Task prompt
Reproduce the items verbatim, from the start of the items through the line containing "189, 314, 193]".

Excerpted data

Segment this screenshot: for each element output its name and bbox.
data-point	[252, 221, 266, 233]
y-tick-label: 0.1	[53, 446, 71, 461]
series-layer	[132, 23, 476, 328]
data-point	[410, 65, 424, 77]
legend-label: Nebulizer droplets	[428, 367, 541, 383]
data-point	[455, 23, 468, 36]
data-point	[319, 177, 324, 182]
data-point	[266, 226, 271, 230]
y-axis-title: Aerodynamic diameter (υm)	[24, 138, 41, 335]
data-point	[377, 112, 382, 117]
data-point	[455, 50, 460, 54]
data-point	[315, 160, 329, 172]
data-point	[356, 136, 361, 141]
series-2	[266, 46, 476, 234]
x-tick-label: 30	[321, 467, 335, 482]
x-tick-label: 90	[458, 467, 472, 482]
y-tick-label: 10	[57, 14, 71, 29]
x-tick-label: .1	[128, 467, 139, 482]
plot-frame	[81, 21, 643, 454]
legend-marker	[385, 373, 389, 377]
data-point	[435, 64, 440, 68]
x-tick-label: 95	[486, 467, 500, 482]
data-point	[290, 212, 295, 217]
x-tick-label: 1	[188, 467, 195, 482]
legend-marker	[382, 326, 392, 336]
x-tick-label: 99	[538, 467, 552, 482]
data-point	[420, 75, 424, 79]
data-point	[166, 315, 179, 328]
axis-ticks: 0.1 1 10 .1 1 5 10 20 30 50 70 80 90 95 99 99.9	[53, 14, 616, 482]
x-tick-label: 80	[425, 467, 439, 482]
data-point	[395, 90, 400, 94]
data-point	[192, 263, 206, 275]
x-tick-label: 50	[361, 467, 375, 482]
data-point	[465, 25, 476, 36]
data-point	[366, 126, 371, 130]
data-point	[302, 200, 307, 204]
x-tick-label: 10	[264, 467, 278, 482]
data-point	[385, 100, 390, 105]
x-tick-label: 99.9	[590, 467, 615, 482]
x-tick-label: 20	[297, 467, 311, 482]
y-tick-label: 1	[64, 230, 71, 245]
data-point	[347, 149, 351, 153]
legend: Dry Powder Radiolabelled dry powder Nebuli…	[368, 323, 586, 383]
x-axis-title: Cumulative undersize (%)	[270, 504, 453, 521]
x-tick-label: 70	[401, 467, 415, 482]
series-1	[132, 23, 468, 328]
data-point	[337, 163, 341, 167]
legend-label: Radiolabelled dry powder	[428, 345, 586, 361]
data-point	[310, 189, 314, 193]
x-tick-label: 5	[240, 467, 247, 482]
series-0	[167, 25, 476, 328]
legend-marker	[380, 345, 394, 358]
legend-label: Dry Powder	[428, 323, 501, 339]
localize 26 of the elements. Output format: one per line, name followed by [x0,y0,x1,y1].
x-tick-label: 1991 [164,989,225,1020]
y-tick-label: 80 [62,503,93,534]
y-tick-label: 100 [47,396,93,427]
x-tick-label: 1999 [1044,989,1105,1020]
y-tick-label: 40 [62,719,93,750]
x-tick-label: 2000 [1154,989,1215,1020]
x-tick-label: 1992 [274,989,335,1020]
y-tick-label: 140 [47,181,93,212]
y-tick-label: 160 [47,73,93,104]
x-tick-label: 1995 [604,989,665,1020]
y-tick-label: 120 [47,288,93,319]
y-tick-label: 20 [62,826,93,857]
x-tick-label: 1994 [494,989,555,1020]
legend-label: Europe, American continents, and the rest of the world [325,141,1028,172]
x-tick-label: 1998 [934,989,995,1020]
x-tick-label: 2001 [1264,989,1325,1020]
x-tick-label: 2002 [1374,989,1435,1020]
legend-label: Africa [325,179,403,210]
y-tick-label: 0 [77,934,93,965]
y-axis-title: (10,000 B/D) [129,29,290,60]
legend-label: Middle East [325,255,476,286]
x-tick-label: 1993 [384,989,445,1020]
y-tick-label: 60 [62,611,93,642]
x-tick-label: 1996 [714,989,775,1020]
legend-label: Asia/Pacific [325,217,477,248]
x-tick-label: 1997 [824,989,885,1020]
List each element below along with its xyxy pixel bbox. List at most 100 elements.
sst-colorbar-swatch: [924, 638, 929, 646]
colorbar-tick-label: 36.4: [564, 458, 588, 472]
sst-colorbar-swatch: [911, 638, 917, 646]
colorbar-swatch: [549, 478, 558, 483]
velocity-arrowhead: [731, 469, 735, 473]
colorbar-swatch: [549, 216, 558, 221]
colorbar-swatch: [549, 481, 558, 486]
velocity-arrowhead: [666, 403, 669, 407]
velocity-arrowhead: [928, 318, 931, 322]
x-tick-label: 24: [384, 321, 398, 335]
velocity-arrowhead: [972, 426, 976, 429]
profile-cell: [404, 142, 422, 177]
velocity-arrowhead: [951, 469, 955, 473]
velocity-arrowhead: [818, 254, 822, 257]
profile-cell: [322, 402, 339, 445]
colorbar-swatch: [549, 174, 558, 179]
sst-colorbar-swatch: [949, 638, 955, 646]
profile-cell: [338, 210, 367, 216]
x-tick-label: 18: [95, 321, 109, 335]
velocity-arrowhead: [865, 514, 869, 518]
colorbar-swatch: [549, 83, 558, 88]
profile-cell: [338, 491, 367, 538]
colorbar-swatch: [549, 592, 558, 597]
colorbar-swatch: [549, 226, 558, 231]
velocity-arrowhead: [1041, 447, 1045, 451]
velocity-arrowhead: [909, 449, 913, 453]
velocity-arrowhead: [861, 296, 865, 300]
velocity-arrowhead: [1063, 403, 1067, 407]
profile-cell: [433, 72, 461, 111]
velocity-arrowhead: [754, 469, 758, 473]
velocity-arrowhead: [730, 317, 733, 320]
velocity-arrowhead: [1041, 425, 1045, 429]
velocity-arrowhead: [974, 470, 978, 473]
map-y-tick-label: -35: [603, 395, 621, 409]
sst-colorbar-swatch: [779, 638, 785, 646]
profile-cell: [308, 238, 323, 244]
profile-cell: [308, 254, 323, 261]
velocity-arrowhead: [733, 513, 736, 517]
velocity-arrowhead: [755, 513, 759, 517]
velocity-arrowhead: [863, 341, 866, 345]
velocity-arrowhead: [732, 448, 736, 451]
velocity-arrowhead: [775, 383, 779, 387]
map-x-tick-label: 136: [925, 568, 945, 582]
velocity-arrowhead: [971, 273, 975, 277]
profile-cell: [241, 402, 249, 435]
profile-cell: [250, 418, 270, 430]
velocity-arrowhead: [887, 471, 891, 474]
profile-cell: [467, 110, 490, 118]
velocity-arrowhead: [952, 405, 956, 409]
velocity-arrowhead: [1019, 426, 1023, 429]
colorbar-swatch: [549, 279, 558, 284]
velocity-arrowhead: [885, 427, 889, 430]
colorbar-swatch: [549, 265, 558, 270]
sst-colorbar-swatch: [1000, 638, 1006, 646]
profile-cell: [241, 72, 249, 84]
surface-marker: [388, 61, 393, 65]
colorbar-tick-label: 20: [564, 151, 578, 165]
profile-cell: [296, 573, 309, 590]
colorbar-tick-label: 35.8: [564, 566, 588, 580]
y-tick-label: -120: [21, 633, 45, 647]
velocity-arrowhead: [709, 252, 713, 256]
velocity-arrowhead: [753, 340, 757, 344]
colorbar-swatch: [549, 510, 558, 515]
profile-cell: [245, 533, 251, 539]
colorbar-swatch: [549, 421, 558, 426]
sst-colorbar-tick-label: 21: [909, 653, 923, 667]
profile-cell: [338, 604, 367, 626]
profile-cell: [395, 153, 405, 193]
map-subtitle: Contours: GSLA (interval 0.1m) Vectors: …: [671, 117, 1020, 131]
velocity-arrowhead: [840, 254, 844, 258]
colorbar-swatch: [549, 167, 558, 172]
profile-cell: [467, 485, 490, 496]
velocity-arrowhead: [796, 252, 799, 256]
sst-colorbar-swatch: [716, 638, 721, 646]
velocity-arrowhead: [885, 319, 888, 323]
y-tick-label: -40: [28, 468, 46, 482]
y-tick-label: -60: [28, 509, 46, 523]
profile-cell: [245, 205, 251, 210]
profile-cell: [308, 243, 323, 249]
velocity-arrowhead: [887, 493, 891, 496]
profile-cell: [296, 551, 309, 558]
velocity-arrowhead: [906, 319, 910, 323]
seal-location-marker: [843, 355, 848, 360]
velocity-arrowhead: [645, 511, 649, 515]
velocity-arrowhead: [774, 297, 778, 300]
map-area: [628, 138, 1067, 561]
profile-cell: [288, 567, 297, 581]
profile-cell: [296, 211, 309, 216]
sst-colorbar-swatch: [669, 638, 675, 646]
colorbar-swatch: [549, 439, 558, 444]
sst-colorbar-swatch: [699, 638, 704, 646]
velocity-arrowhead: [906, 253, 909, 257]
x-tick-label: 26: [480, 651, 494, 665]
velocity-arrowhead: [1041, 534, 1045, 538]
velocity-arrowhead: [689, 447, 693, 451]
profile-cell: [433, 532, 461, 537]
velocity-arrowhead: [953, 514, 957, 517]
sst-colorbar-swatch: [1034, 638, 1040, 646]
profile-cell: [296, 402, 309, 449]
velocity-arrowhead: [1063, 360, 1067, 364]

Answer to this exercise
Segment this screenshot: for each element output its name and bbox.
data-point	[252, 221, 266, 233]
y-tick-label: 0.1	[53, 446, 71, 461]
series-layer	[132, 23, 476, 328]
data-point	[410, 65, 424, 77]
legend-label: Nebulizer droplets	[428, 367, 541, 383]
data-point	[455, 23, 468, 36]
data-point	[319, 177, 324, 182]
data-point	[266, 226, 271, 230]
y-axis-title: Aerodynamic diameter (υm)	[24, 138, 41, 335]
data-point	[377, 112, 382, 117]
data-point	[455, 50, 460, 54]
data-point	[315, 160, 329, 172]
data-point	[356, 136, 361, 141]
series-2	[266, 46, 476, 234]
x-tick-label: 30	[321, 467, 335, 482]
x-tick-label: 90	[458, 467, 472, 482]
y-tick-label: 10	[57, 14, 71, 29]
x-tick-label: .1	[128, 467, 139, 482]
plot-frame	[81, 21, 643, 454]
legend-marker	[385, 373, 389, 377]
data-point	[435, 64, 440, 68]
x-tick-label: 95	[486, 467, 500, 482]
data-point	[290, 212, 295, 217]
x-tick-label: 1	[188, 467, 195, 482]
legend-marker	[382, 326, 392, 336]
x-tick-label: 99	[538, 467, 552, 482]
data-point	[420, 75, 424, 79]
data-point	[166, 315, 179, 328]
axis-ticks: 0.1 1 10 .1 1 5 10 20 30 50 70 80 90 95 99 99.9	[53, 14, 616, 482]
x-tick-label: 80	[425, 467, 439, 482]
data-point	[395, 90, 400, 94]
data-point	[192, 263, 206, 275]
x-tick-label: 50	[361, 467, 375, 482]
data-point	[465, 25, 476, 36]
data-point	[366, 126, 371, 130]
data-point	[302, 200, 307, 204]
x-tick-label: 10	[264, 467, 278, 482]
data-point	[385, 100, 390, 105]
x-tick-label: 99.9	[590, 467, 615, 482]
x-tick-label: 20	[297, 467, 311, 482]
y-tick-label: 1	[64, 230, 71, 245]
data-point	[347, 149, 351, 153]
legend: Dry Powder Radiolabelled dry powder Nebuli…	[368, 323, 586, 383]
x-axis-title: Cumulative undersize (%)	[270, 504, 453, 521]
x-tick-label: 70	[401, 467, 415, 482]
series-1	[132, 23, 468, 328]
data-point	[337, 163, 341, 167]
legend-label: Radiolabelled dry powder	[428, 345, 586, 361]
data-point	[310, 189, 314, 193]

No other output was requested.